─── Extract provided ───
VAPT - PDF Accessibility Remediation Pipeline

Automatically transform any PDF into a PDF/UA-1 (ISO 14289-1) compliant, fully accessible document - passing PAC 2024 and veraPDF validation out of the box.

The Problem

Organizations are legally required to make their digital documents accessible (ADA, Section 508, EN 301 549, EAA 2025). Manually remediating PDFs for accessibility is expensive, slow, and error-prone - a single document can take hours of specialist work.

The Solution

VAPT is an automated pipeline that takes ordinary PDFs and applies a four-stage remediation process to produce fully accessible PDF/UA-1 documents. It handles structure tagging, metadata injection, font embedding, link annotation wiring, and validation - with both a CLI and a Streamlit web UI.

What It Fixes

Accessibility Issue	How It's Handled
Missing structure tags	Injects `/Document`, `/P`, `/H1`-`/H6`, `/Figure`, `/Table`, `/TR`, `/TD`, `/L`, `/LI`
Untagged images	Adds `/Figure` elements with `/Alt` text, `/BBox`, and `/Placement` layout attributes
Missing XMP metadata	Writes `dc:title`, `dc:language`, `pdfuaid:part=1`, `pdf:Producer`
Unembedded fonts	Locates system TTF files, subsets to used glyphs, embeds without altering existing metrics
Missing MarkInfo	Sets `/Marked true` and `/Suspects false`
Tab order & ViewerPrefs	Sets `/Tabs /S` on all pages and `/DisplayDocTitle true`
Broken link annotations	Wires `/Link` structure elements with both MCR (text content ref) and OBJR (annotation ref)
Watermarks / headers / footers	Detected and tagged as `/Artifact` so screen readers skip them
Missing ToUnicode CMap	Generates Windows-1252 CMap for proper text extraction
CIDFont issues	Adds `/CIDToGIDMap /Identity`, removes invalid CIDSet streams

Architecture

Input PDF
    |
    v
+--------------------+
|  pdf_extractor.py  |  Stage 1 - Content Extraction & Classification
|                    |  Parses text, fonts, images, bounding boxes
|                    |  Detects headings, lists, tables, watermarks, headers/footers
+--------+-----------+
         | DocumentContent (dataclass graph)
         v
+--------------------+
|   pdf_tagger.py    |  Stage 2 - Structure Tag Injection
|                    |  Rewrites content streams with BDC/EMC markers
|                    |  Builds StructTreeRoot, ParentTree, RoleMap
|                    |  Handles link annotations (MCR + OBJR)
─── Information shown ───
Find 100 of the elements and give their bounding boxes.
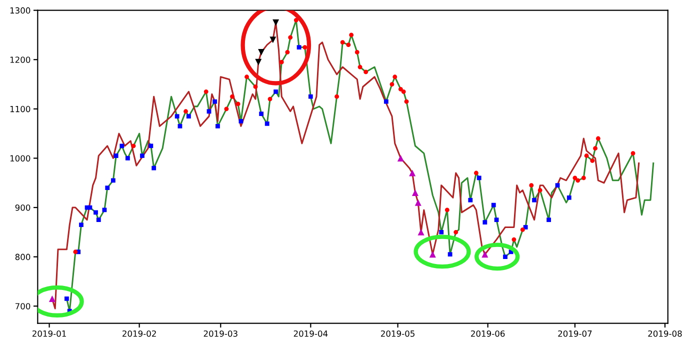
point (482, 251, 488, 258)
point (593, 146, 598, 151)
point (523, 225, 528, 230)
point (401, 89, 406, 94)
x-tick-label: 2019-01 (32, 330, 66, 337)
point (73, 250, 78, 254)
point (429, 251, 436, 258)
point (296, 45, 302, 50)
point (512, 237, 516, 242)
point (131, 144, 136, 148)
point (384, 99, 388, 104)
y-tick-label: 1200 (10, 56, 30, 63)
point (255, 58, 262, 66)
point (206, 109, 212, 114)
point (590, 158, 595, 163)
y-tick-label: 700 (16, 303, 30, 310)
x-tick-label: 2019-08 (648, 330, 682, 337)
point (258, 48, 265, 56)
point (418, 228, 424, 236)
x-tick-label: 2019-07 (558, 330, 592, 337)
point (308, 94, 313, 99)
point (546, 218, 551, 222)
point (414, 199, 422, 206)
point (294, 18, 298, 22)
point (105, 186, 110, 190)
point (334, 94, 339, 99)
point (274, 89, 278, 94)
x-tick-label: 2019-03 (204, 330, 238, 337)
point (476, 176, 482, 180)
point (216, 124, 220, 128)
point (174, 114, 180, 119)
point (398, 87, 403, 92)
point (94, 210, 98, 215)
point (364, 70, 368, 74)
point (302, 45, 308, 50)
point (285, 50, 290, 54)
point (152, 166, 156, 170)
point (630, 151, 636, 156)
y-tick-label: 1100 (10, 106, 30, 112)
point (48, 295, 56, 302)
point (392, 74, 398, 80)
point (404, 99, 409, 104)
point (454, 230, 458, 234)
point (412, 189, 418, 196)
point (584, 154, 589, 158)
point (148, 144, 154, 148)
point (581, 176, 586, 180)
point (503, 254, 508, 260)
point (529, 183, 534, 188)
point (259, 112, 264, 116)
point (64, 296, 69, 301)
point (114, 154, 118, 158)
point (264, 122, 270, 126)
point (340, 40, 345, 45)
x-tick-label: 2019-02 (122, 330, 156, 337)
point (244, 74, 249, 80)
point (555, 183, 560, 188)
point (186, 114, 191, 119)
point (532, 198, 536, 202)
point (397, 154, 404, 162)
y-tick-label: 900 (15, 204, 30, 211)
point (236, 102, 240, 106)
point (482, 220, 488, 224)
point (491, 202, 496, 208)
y-tick-label: 1000 (10, 155, 30, 162)
point (110, 178, 116, 183)
point (494, 218, 499, 222)
point (140, 154, 144, 158)
point (253, 84, 258, 89)
x-tick-label: 2019-04 (294, 330, 328, 337)
point (230, 94, 234, 99)
point (576, 178, 580, 183)
point (358, 64, 362, 70)
point (288, 35, 293, 40)
point (238, 119, 244, 124)
point (96, 218, 101, 222)
point (126, 156, 130, 160)
point (272, 19, 280, 26)
point (409, 170, 416, 176)
point (212, 99, 218, 104)
point (468, 198, 473, 202)
point (204, 89, 208, 94)
point (354, 50, 360, 54)
x-tick-label: 2019-05 (380, 330, 414, 337)
point (448, 252, 452, 257)
point (270, 36, 276, 44)
point (279, 60, 284, 64)
point (349, 32, 354, 38)
point (538, 188, 542, 192)
point (474, 170, 478, 176)
point (79, 222, 84, 227)
point (596, 136, 600, 141)
point (390, 82, 394, 86)
y-tick-label: 800 (15, 254, 30, 260)
point (520, 228, 525, 232)
point (120, 144, 124, 148)
point (184, 109, 188, 114)
point (566, 195, 572, 200)
point (178, 124, 182, 128)
point (224, 106, 229, 112)
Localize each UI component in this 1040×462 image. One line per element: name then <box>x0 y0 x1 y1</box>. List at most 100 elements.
───
# [Problem set]
**1.** From the VAPT description, reproduce the part that opens with the words containing "The Problem" and closes with "Streamlit web UI.".
**2.** List every law or standard that the VAPT description names as legally requiring organizations to make their digital documents accessible.
**3.** According to the VAPT description, which character encoding does the pipeline use when it generates a missing ToUnicode CMap?

# [Responses in order]
**1.**
The Problem

Organizations are legally required to make their digital documents accessible (ADA, Section 508, EN 301 549, EAA 2025). Manually remediating PDFs for accessibility is expensive, slow, and error-prone - a single document can take hours of specialist work.

The Solution

VAPT is an automated pipeline that takes ordinary PDFs and applies a four-stage remediation process to produce fully accessible PDF/UA-1 documents. It handles structure tagging, metadata injection, font embedding, link annotation wiring, and validation - with both a CLI and a Streamlit web UI.

**2.**
ADA
Section 508
EN 301 549
EAA 2025

**3.** Windows-1252.